▸ **TASK STATEMENT**
Restate each of the lines given below, word for word.

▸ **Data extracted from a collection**
START
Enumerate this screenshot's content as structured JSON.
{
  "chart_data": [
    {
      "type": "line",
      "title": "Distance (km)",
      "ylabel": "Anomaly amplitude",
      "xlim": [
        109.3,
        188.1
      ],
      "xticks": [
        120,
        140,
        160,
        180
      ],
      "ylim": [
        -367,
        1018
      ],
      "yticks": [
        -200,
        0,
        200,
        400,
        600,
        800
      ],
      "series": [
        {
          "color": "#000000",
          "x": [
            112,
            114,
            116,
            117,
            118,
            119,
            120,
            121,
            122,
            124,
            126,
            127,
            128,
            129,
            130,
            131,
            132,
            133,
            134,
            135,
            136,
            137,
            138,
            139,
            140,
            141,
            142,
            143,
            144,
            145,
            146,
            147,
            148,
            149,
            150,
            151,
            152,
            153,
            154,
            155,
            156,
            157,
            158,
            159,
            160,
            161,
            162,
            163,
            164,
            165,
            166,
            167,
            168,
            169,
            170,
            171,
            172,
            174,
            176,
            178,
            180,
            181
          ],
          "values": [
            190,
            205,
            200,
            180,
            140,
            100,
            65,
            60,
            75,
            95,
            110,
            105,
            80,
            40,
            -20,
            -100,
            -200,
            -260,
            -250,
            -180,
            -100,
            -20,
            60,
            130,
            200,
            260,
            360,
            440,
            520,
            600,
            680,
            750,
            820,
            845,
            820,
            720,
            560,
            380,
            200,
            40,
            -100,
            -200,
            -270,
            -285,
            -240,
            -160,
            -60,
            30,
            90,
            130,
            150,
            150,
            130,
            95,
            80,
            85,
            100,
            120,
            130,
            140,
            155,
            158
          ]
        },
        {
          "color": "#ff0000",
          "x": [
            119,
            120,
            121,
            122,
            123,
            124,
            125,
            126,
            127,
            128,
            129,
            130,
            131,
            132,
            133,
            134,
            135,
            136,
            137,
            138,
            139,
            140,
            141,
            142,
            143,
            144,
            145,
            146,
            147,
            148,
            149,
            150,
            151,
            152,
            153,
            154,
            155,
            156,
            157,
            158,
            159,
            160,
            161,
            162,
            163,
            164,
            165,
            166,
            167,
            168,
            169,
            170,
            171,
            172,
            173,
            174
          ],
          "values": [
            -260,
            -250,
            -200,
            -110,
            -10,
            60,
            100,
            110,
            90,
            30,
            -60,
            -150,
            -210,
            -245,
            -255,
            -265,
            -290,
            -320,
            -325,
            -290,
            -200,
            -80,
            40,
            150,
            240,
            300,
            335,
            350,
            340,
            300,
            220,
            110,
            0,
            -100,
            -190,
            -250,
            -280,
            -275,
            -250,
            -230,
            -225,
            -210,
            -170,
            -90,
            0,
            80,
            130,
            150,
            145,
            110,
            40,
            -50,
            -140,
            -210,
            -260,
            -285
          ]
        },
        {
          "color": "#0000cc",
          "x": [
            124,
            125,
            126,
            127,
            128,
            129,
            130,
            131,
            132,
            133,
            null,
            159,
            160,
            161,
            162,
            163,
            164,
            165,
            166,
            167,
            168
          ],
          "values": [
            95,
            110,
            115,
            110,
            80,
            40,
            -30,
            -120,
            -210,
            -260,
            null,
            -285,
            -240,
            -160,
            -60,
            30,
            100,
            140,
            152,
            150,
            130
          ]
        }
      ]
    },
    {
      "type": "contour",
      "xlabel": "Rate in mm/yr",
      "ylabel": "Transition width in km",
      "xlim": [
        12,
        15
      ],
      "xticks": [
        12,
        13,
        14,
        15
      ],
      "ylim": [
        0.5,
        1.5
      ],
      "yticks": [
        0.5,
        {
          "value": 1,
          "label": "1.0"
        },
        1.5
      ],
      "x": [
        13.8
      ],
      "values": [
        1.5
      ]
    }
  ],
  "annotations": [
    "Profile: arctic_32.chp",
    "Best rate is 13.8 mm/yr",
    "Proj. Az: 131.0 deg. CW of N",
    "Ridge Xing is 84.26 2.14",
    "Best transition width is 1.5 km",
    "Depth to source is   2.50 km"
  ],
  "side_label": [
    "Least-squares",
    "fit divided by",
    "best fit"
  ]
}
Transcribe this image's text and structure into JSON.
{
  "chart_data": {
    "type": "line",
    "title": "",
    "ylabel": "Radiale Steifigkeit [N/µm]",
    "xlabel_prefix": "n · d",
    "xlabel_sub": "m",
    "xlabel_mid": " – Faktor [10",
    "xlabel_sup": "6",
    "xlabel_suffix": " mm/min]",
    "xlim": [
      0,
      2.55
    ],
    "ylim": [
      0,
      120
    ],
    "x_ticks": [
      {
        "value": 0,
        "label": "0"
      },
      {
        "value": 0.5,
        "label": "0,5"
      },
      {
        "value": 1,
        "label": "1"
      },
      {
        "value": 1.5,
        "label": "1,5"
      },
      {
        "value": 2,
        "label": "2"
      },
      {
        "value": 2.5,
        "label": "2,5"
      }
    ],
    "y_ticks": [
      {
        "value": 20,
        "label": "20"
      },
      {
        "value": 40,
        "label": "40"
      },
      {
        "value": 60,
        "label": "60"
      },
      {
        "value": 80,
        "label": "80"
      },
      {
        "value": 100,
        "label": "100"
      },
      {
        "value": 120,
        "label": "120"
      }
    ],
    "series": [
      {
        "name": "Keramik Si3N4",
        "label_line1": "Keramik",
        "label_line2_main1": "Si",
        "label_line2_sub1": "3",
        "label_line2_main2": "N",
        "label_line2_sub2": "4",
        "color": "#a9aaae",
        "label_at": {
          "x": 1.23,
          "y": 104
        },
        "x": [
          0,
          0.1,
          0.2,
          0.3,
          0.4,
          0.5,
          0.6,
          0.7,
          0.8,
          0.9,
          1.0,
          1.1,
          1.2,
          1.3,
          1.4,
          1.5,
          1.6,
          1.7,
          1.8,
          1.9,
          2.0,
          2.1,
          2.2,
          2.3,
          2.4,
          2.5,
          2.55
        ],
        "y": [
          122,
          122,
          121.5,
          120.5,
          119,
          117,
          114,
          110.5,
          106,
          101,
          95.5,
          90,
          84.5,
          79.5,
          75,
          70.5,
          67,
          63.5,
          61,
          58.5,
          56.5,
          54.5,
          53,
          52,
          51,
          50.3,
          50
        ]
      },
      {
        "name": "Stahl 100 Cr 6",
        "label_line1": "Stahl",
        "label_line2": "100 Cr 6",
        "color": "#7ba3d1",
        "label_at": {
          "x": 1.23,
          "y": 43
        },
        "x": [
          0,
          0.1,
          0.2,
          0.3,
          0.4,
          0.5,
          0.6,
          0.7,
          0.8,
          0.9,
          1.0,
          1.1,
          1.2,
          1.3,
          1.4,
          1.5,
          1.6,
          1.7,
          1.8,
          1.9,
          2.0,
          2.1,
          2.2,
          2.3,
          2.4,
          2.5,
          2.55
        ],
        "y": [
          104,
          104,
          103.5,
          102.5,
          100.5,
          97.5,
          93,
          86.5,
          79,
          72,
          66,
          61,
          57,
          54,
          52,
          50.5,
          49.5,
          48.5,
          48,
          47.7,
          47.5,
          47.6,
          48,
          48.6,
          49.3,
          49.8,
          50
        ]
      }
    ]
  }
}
END
▸ **EXERCISE SOLUTION**
Enumerate this screenshot's content as structured JSON.
{
  "chart_data": [
    {
      "type": "line",
      "title": "Distance (km)",
      "ylabel": "Anomaly amplitude",
      "xlim": [
        109.3,
        188.1
      ],
      "xticks": [
        120,
        140,
        160,
        180
      ],
      "ylim": [
        -367,
        1018
      ],
      "yticks": [
        -200,
        0,
        200,
        400,
        600,
        800
      ],
      "series": [
        {
          "color": "#000000",
          "x": [
            112,
            114,
            116,
            117,
            118,
            119,
            120,
            121,
            122,
            124,
            126,
            127,
            128,
            129,
            130,
            131,
            132,
            133,
            134,
            135,
            136,
            137,
            138,
            139,
            140,
            141,
            142,
            143,
            144,
            145,
            146,
            147,
            148,
            149,
            150,
            151,
            152,
            153,
            154,
            155,
            156,
            157,
            158,
            159,
            160,
            161,
            162,
            163,
            164,
            165,
            166,
            167,
            168,
            169,
            170,
            171,
            172,
            174,
            176,
            178,
            180,
            181
          ],
          "values": [
            190,
            205,
            200,
            180,
            140,
            100,
            65,
            60,
            75,
            95,
            110,
            105,
            80,
            40,
            -20,
            -100,
            -200,
            -260,
            -250,
            -180,
            -100,
            -20,
            60,
            130,
            200,
            260,
            360,
            440,
            520,
            600,
            680,
            750,
            820,
            845,
            820,
            720,
            560,
            380,
            200,
            40,
            -100,
            -200,
            -270,
            -285,
            -240,
            -160,
            -60,
            30,
            90,
            130,
            150,
            150,
            130,
            95,
            80,
            85,
            100,
            120,
            130,
            140,
            155,
            158
          ]
        },
        {
          "color": "#ff0000",
          "x": [
            119,
            120,
            121,
            122,
            123,
            124,
            125,
            126,
            127,
            128,
            129,
            130,
            131,
            132,
            133,
            134,
            135,
            136,
            137,
            138,
            139,
            140,
            141,
            142,
            143,
            144,
            145,
            146,
            147,
            148,
            149,
            150,
            151,
            152,
            153,
            154,
            155,
            156,
            157,
            158,
            159,
            160,
            161,
            162,
            163,
            164,
            165,
            166,
            167,
            168,
            169,
            170,
            171,
            172,
            173,
            174
          ],
          "values": [
            -260,
            -250,
            -200,
            -110,
            -10,
            60,
            100,
            110,
            90,
            30,
            -60,
            -150,
            -210,
            -245,
            -255,
            -265,
            -290,
            -320,
            -325,
            -290,
            -200,
            -80,
            40,
            150,
            240,
            300,
            335,
            350,
            340,
            300,
            220,
            110,
            0,
            -100,
            -190,
            -250,
            -280,
            -275,
            -250,
            -230,
            -225,
            -210,
            -170,
            -90,
            0,
            80,
            130,
            150,
            145,
            110,
            40,
            -50,
            -140,
            -210,
            -260,
            -285
          ]
        },
        {
          "color": "#0000cc",
          "x": [
            124,
            125,
            126,
            127,
            128,
            129,
            130,
            131,
            132,
            133,
            null,
            159,
            160,
            161,
            162,
            163,
            164,
            165,
            166,
            167,
            168
          ],
          "values": [
            95,
            110,
            115,
            110,
            80,
            40,
            -30,
            -120,
            -210,
            -260,
            null,
            -285,
            -240,
            -160,
            -60,
            30,
            100,
            140,
            152,
            150,
            130
          ]
        }
      ]
    },
    {
      "type": "contour",
      "xlabel": "Rate in mm/yr",
      "ylabel": "Transition width in km",
      "xlim": [
        12,
        15
      ],
      "xticks": [
        12,
        13,
        14,
        15
      ],
      "ylim": [
        0.5,
        1.5
      ],
      "yticks": [
        0.5,
        {
          "value": 1,
          "label": "1.0"
        },
        1.5
      ],
      "x": [
        13.8
      ],
      "values": [
        1.5
      ]
    }
  ],
  "annotations": [
    "Profile: arctic_32.chp",
    "Best rate is 13.8 mm/yr",
    "Proj. Az: 131.0 deg. CW of N",
    "Ridge Xing is 84.26 2.14",
    "Best transition width is 1.5 km",
    "Depth to source is   2.50 km"
  ],
  "side_label": [
    "Least-squares",
    "fit divided by",
    "best fit"
  ]
}
Transcribe this image's text and structure into JSON.
{
  "chart_data": {
    "type": "line",
    "title": "",
    "ylabel": "Radiale Steifigkeit [N/µm]",
    "xlabel_prefix": "n · d",
    "xlabel_sub": "m",
    "xlabel_mid": " – Faktor [10",
    "xlabel_sup": "6",
    "xlabel_suffix": " mm/min]",
    "xlim": [
      0,
      2.55
    ],
    "ylim": [
      0,
      120
    ],
    "x_ticks": [
      {
        "value": 0,
        "label": "0"
      },
      {
        "value": 0.5,
        "label": "0,5"
      },
      {
        "value": 1,
        "label": "1"
      },
      {
        "value": 1.5,
        "label": "1,5"
      },
      {
        "value": 2,
        "label": "2"
      },
      {
        "value": 2.5,
        "label": "2,5"
      }
    ],
    "y_ticks": [
      {
        "value": 20,
        "label": "20"
      },
      {
        "value": 40,
        "label": "40"
      },
      {
        "value": 60,
        "label": "60"
      },
      {
        "value": 80,
        "label": "80"
      },
      {
        "value": 100,
        "label": "100"
      },
      {
        "value": 120,
        "label": "120"
      }
    ],
    "series": [
      {
        "name": "Keramik Si3N4",
        "label_line1": "Keramik",
        "label_line2_main1": "Si",
        "label_line2_sub1": "3",
        "label_line2_main2": "N",
        "label_line2_sub2": "4",
        "color": "#a9aaae",
        "label_at": {
          "x": 1.23,
          "y": 104
        },
        "x": [
          0,
          0.1,
          0.2,
          0.3,
          0.4,
          0.5,
          0.6,
          0.7,
          0.8,
          0.9,
          1.0,
          1.1,
          1.2,
          1.3,
          1.4,
          1.5,
          1.6,
          1.7,
          1.8,
          1.9,
          2.0,
          2.1,
          2.2,
          2.3,
          2.4,
          2.5,
          2.55
        ],
        "y": [
          122,
          122,
          121.5,
          120.5,
          119,
          117,
          114,
          110.5,
          106,
          101,
          95.5,
          90,
          84.5,
          79.5,
          75,
          70.5,
          67,
          63.5,
          61,
          58.5,
          56.5,
          54.5,
          53,
          52,
          51,
          50.3,
          50
        ]
      },
      {
        "name": "Stahl 100 Cr 6",
        "label_line1": "Stahl",
        "label_line2": "100 Cr 6",
        "color": "#7ba3d1",
        "label_at": {
          "x": 1.23,
          "y": 43
        },
        "x": [
          0,
          0.1,
          0.2,
          0.3,
          0.4,
          0.5,
          0.6,
          0.7,
          0.8,
          0.9,
          1.0,
          1.1,
          1.2,
          1.3,
          1.4,
          1.5,
          1.6,
          1.7,
          1.8,
          1.9,
          2.0,
          2.1,
          2.2,
          2.3,
          2.4,
          2.5,
          2.55
        ],
        "y": [
          104,
          104,
          103.5,
          102.5,
          100.5,
          97.5,
          93,
          86.5,
          79,
          72,
          66,
          61,
          57,
          54,
          52,
          50.5,
          49.5,
          48.5,
          48,
          47.7,
          47.5,
          47.6,
          48,
          48.6,
          49.3,
          49.8,
          50
        ]
      }
    ]
  }
}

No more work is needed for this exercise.